▸ Objective
Copy every line that mentions the word "продукции".

--- start Record excerpts ---

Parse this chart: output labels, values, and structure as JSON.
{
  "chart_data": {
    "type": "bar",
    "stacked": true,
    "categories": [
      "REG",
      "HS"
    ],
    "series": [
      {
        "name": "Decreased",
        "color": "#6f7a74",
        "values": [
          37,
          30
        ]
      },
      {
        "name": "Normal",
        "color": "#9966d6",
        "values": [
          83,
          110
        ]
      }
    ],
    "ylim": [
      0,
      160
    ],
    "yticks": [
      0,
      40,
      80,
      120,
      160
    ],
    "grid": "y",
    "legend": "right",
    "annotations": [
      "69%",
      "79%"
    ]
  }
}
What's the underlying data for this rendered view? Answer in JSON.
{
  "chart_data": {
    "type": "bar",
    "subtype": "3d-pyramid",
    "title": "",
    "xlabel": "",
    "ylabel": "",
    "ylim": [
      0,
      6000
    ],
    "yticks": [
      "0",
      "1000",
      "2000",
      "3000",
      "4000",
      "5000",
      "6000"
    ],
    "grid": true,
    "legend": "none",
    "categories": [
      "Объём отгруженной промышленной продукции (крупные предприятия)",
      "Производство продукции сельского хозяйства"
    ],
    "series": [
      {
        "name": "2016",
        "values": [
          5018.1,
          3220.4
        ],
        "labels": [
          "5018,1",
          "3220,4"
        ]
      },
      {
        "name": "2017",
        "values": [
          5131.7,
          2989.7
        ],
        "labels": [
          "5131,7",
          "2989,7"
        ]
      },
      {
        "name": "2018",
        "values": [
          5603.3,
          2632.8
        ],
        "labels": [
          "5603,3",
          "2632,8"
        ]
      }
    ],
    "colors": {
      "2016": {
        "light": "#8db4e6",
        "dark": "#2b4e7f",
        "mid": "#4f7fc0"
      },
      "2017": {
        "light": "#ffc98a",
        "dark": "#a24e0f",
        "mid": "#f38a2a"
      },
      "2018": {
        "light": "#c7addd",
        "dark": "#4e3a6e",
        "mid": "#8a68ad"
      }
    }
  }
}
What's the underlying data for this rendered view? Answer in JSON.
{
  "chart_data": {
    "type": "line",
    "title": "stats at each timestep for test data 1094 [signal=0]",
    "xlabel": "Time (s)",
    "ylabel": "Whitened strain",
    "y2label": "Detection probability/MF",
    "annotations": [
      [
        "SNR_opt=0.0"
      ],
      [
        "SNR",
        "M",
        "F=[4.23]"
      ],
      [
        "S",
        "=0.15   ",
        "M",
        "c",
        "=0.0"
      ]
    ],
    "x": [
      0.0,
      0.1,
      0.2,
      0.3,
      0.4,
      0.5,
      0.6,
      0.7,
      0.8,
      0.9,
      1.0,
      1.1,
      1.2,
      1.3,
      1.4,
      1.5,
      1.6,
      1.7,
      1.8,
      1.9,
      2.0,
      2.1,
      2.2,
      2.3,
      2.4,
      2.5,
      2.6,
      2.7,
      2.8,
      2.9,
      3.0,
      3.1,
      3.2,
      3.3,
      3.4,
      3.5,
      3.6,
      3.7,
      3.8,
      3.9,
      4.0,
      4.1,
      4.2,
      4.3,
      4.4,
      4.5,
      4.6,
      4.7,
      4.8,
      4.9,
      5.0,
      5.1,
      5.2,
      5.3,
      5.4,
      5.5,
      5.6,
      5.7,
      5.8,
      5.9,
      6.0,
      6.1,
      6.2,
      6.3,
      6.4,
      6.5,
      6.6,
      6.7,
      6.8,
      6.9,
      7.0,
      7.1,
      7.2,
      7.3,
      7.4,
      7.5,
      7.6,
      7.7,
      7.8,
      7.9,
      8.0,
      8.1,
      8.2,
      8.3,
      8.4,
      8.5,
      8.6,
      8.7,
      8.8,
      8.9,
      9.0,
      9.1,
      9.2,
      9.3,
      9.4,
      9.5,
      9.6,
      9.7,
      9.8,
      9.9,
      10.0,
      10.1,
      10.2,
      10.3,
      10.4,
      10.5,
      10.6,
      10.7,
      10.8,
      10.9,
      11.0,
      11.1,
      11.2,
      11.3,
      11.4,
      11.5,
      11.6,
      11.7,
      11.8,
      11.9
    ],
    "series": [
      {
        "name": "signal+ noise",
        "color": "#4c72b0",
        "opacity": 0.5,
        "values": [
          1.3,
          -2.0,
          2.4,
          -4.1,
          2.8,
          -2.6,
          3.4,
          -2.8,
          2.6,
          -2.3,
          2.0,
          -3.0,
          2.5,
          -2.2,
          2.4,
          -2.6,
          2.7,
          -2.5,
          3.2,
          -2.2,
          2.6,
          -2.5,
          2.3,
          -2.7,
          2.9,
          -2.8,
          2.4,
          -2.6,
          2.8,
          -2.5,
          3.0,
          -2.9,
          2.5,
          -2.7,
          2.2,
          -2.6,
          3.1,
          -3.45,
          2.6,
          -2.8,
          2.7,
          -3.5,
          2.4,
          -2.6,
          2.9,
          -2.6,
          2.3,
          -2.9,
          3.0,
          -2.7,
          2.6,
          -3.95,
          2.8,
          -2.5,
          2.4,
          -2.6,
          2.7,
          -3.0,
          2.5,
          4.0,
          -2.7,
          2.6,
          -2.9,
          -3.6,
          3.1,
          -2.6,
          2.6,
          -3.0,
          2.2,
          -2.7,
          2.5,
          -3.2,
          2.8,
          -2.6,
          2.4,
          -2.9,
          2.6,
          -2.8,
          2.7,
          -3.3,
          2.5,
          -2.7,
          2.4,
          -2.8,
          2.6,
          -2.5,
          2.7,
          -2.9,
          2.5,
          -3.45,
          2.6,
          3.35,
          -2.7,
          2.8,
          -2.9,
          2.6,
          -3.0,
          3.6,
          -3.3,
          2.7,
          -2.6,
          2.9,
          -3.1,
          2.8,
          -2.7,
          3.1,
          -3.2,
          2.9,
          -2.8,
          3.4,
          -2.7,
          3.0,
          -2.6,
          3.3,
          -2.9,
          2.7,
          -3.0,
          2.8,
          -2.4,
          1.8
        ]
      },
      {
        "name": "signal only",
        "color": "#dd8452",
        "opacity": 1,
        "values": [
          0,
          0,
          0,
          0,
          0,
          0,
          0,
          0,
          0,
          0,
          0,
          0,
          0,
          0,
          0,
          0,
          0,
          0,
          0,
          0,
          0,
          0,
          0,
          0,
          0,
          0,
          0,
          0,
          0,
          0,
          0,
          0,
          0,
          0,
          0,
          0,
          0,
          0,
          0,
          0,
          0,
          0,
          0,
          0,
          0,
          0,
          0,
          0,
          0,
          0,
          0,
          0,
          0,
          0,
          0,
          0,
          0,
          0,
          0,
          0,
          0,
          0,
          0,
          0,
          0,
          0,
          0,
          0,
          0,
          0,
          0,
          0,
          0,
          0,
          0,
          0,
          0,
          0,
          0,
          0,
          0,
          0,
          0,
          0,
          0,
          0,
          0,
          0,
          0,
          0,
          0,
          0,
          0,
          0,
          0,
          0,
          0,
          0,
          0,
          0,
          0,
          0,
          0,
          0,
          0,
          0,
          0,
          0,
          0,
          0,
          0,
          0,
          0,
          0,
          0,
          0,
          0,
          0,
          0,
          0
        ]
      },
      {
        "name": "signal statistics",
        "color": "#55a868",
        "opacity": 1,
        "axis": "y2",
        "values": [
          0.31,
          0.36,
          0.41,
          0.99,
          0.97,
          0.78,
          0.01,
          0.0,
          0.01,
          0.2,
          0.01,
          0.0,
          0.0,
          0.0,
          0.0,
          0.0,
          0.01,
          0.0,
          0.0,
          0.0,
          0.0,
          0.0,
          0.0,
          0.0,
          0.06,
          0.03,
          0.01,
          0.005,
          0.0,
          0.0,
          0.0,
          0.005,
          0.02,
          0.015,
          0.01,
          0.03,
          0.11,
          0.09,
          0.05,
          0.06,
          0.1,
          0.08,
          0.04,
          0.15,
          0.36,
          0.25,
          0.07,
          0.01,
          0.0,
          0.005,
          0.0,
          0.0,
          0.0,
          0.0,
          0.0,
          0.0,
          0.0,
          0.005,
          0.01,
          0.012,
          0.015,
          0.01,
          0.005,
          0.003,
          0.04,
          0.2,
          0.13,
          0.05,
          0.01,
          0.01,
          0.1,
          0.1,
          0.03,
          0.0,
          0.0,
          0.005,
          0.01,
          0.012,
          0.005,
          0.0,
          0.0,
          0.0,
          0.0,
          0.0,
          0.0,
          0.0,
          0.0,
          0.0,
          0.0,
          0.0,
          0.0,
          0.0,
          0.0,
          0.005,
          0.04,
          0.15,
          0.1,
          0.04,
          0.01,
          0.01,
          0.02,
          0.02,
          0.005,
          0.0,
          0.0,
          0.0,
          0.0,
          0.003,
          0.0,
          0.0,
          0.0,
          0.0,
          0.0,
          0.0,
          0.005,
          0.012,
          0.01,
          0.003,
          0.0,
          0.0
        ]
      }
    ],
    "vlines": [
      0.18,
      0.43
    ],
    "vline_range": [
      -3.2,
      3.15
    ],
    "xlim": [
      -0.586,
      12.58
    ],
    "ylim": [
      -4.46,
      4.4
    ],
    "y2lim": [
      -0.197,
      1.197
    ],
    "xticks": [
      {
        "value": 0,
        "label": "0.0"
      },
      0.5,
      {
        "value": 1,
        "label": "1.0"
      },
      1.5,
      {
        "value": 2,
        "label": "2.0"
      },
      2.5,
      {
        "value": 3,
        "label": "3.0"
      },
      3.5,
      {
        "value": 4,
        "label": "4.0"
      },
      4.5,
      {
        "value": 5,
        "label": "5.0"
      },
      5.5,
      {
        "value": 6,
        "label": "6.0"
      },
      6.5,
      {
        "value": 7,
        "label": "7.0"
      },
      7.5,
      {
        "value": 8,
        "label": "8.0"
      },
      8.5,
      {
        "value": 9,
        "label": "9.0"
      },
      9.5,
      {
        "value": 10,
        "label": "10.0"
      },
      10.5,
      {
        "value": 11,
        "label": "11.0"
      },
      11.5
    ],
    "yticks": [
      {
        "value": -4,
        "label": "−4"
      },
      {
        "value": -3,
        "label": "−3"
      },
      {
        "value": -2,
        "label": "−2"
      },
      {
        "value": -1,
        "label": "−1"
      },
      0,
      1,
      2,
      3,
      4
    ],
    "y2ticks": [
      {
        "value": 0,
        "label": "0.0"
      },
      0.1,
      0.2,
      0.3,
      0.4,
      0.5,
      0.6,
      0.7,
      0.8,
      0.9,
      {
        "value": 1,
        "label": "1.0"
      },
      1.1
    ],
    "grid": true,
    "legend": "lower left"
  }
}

--- end Record excerpts ---

▸ Solution to this task
      "Объём отгруженной промышленной продукции (крупные предприятия)",
      "Производство продукции сельского хозяйства"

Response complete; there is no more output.